▶ Short task
Would you pull out every line of the material that contains the string "screenshot"?

▶ Stored data
-- Start --
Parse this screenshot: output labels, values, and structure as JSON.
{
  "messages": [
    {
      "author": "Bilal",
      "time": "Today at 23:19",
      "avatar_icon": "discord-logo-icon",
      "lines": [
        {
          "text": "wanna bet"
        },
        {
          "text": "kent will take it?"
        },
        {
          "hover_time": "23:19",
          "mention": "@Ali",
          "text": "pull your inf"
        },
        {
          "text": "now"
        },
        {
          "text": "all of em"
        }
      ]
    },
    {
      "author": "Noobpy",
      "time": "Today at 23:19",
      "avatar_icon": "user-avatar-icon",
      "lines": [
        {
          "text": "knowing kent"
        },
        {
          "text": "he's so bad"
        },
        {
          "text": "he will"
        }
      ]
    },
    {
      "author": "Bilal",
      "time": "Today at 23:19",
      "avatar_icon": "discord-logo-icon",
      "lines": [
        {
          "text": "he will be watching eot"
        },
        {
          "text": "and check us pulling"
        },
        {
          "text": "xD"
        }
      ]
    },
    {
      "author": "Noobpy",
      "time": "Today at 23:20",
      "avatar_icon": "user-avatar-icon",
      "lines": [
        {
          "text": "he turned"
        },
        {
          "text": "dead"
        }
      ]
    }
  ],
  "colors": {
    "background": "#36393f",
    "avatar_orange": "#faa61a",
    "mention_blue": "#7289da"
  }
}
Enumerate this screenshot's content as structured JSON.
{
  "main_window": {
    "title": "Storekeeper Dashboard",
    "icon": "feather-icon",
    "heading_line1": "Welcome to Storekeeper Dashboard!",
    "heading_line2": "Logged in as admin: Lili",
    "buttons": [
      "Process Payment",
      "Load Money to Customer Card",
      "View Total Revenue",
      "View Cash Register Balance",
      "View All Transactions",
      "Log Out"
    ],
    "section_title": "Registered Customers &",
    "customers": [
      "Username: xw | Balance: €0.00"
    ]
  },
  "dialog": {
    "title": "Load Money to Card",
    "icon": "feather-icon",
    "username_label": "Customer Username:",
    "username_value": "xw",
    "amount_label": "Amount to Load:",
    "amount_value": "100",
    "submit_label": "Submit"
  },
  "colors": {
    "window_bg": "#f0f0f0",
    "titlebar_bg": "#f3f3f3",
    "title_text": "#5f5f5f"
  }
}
-- End --
▶ Solution
Parse this screenshot: output labels, values, and structure as JSON.
Enumerate this screenshot's content as structured JSON.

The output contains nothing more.